> WHAT THIS TASK INVOLVES
Copy each line of the entries that contains the word "color".

#### GIVEN DATA ####

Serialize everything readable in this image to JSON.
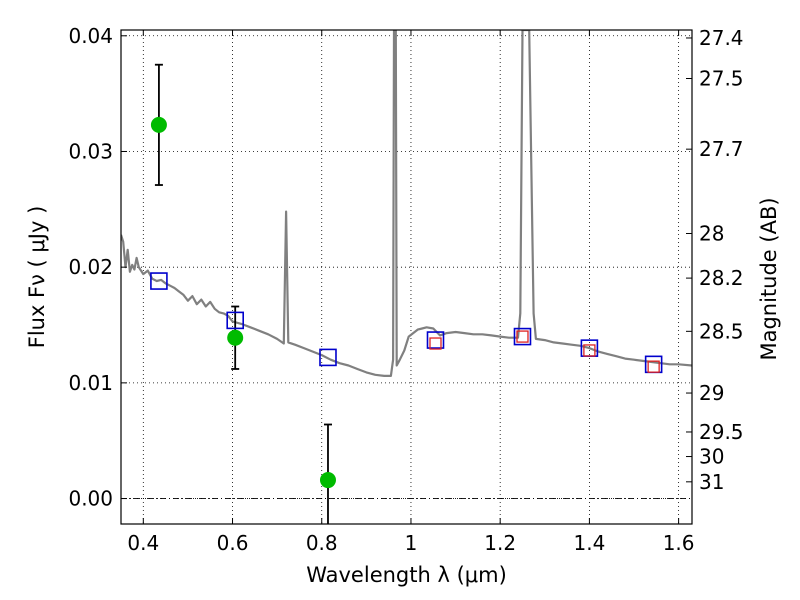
{
  "chart_data": {
    "type": "scatter",
    "x_axis": {
      "label": "Wavelength  λ (μm)",
      "range": [
        0.35,
        1.63
      ],
      "ticks": [
        0.4,
        0.6,
        0.8,
        1.0,
        1.2,
        1.4,
        1.6
      ],
      "tick_labels": [
        "0.4",
        "0.6",
        "0.8",
        "1",
        "1.2",
        "1.4",
        "1.6"
      ]
    },
    "y_axis": {
      "label": "Flux  Fν  ( μJy )",
      "range": [
        -0.0022,
        0.0405
      ],
      "ticks": [
        0.0,
        0.01,
        0.02,
        0.03,
        0.04
      ],
      "tick_labels": [
        "0.00",
        "0.01",
        "0.02",
        "0.03",
        "0.04"
      ]
    },
    "y2_axis": {
      "label": "Magnitude (AB)",
      "scale": "AB magnitude of flux (μJy)",
      "ticks": [
        27.4,
        27.5,
        27.7,
        28,
        28.2,
        28.5,
        29,
        29.5,
        30,
        31
      ],
      "tick_labels": [
        "27.4",
        "27.5",
        "27.7",
        "28",
        "28.2",
        "28.5",
        "29",
        "29.5",
        "30",
        "31"
      ]
    },
    "grid": true,
    "zero_line": true,
    "series": [
      {
        "kind": "line",
        "color": "#808080",
        "points": [
          [
            0.35,
            0.0228
          ],
          [
            0.355,
            0.0222
          ],
          [
            0.36,
            0.02
          ],
          [
            0.365,
            0.0215
          ],
          [
            0.37,
            0.0196
          ],
          [
            0.375,
            0.0202
          ],
          [
            0.38,
            0.0198
          ],
          [
            0.385,
            0.0208
          ],
          [
            0.39,
            0.02
          ],
          [
            0.4,
            0.0194
          ],
          [
            0.41,
            0.0197
          ],
          [
            0.42,
            0.019
          ],
          [
            0.43,
            0.0188
          ],
          [
            0.44,
            0.0189
          ],
          [
            0.45,
            0.0186
          ],
          [
            0.46,
            0.0184
          ],
          [
            0.47,
            0.0182
          ],
          [
            0.48,
            0.0179
          ],
          [
            0.49,
            0.0176
          ],
          [
            0.5,
            0.0171
          ],
          [
            0.51,
            0.0175
          ],
          [
            0.52,
            0.0168
          ],
          [
            0.53,
            0.0172
          ],
          [
            0.54,
            0.0166
          ],
          [
            0.55,
            0.017
          ],
          [
            0.56,
            0.0164
          ],
          [
            0.57,
            0.0161
          ],
          [
            0.58,
            0.016
          ],
          [
            0.59,
            0.0158
          ],
          [
            0.6,
            0.0153
          ],
          [
            0.62,
            0.0151
          ],
          [
            0.64,
            0.0148
          ],
          [
            0.66,
            0.0145
          ],
          [
            0.68,
            0.0142
          ],
          [
            0.7,
            0.0138
          ],
          [
            0.715,
            0.0134
          ],
          [
            0.72,
            0.0248
          ],
          [
            0.725,
            0.0135
          ],
          [
            0.74,
            0.0133
          ],
          [
            0.76,
            0.013
          ],
          [
            0.78,
            0.0127
          ],
          [
            0.8,
            0.0124
          ],
          [
            0.82,
            0.012
          ],
          [
            0.84,
            0.0117
          ],
          [
            0.86,
            0.0115
          ],
          [
            0.88,
            0.0112
          ],
          [
            0.9,
            0.0109
          ],
          [
            0.92,
            0.0107
          ],
          [
            0.94,
            0.0106
          ],
          [
            0.955,
            0.0106
          ],
          [
            0.96,
            0.012
          ],
          [
            0.962,
            0.0405
          ],
          [
            0.966,
            0.0405
          ],
          [
            0.968,
            0.0115
          ],
          [
            0.975,
            0.012
          ],
          [
            0.985,
            0.0128
          ],
          [
            0.995,
            0.014
          ],
          [
            1.005,
            0.0143
          ],
          [
            1.015,
            0.0146
          ],
          [
            1.025,
            0.0147
          ],
          [
            1.035,
            0.0148
          ],
          [
            1.05,
            0.0147
          ],
          [
            1.065,
            0.0141
          ],
          [
            1.08,
            0.0143
          ],
          [
            1.1,
            0.0144
          ],
          [
            1.12,
            0.0143
          ],
          [
            1.14,
            0.0142
          ],
          [
            1.16,
            0.0142
          ],
          [
            1.18,
            0.0141
          ],
          [
            1.2,
            0.014
          ],
          [
            1.22,
            0.0139
          ],
          [
            1.24,
            0.0139
          ],
          [
            1.245,
            0.016
          ],
          [
            1.25,
            0.0405
          ],
          [
            1.265,
            0.0405
          ],
          [
            1.275,
            0.016
          ],
          [
            1.28,
            0.0138
          ],
          [
            1.3,
            0.0137
          ],
          [
            1.32,
            0.0135
          ],
          [
            1.34,
            0.0134
          ],
          [
            1.36,
            0.0133
          ],
          [
            1.38,
            0.0132
          ],
          [
            1.4,
            0.013
          ],
          [
            1.42,
            0.0127
          ],
          [
            1.44,
            0.0125
          ],
          [
            1.46,
            0.0123
          ],
          [
            1.48,
            0.0121
          ],
          [
            1.5,
            0.012
          ],
          [
            1.52,
            0.0119
          ],
          [
            1.54,
            0.0118
          ],
          [
            1.56,
            0.0117
          ],
          [
            1.58,
            0.0116
          ],
          [
            1.6,
            0.0116
          ],
          [
            1.63,
            0.0115
          ]
        ]
      },
      {
        "kind": "scatter",
        "marker": "circle",
        "color": "#00bb00",
        "points": [
          {
            "x": 0.435,
            "y": 0.0323,
            "yerr": 0.0052
          },
          {
            "x": 0.606,
            "y": 0.0139,
            "yerr": 0.0027
          },
          {
            "x": 0.814,
            "y": 0.0016,
            "yerr": 0.0048
          }
        ]
      },
      {
        "kind": "scatter",
        "marker": "open-square",
        "color": "#0000cc",
        "points": [
          {
            "x": 0.435,
            "y": 0.0188
          },
          {
            "x": 0.606,
            "y": 0.0154
          },
          {
            "x": 0.814,
            "y": 0.0122
          },
          {
            "x": 1.055,
            "y": 0.0137
          },
          {
            "x": 1.25,
            "y": 0.014
          },
          {
            "x": 1.4,
            "y": 0.013
          },
          {
            "x": 1.544,
            "y": 0.0116
          }
        ]
      },
      {
        "kind": "scatter",
        "marker": "small-open-square",
        "color": "#dd2222",
        "points": [
          {
            "x": 1.055,
            "y": 0.0134
          },
          {
            "x": 1.25,
            "y": 0.014
          },
          {
            "x": 1.4,
            "y": 0.0128
          },
          {
            "x": 1.544,
            "y": 0.0114
          }
        ]
      }
    ]
  }
}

####

> OUTPUT FOR THIS EXERCISE
        "color": "#808080",
        "color": "#00bb00",
        "color": "#0000cc",
        "color": "#dd2222",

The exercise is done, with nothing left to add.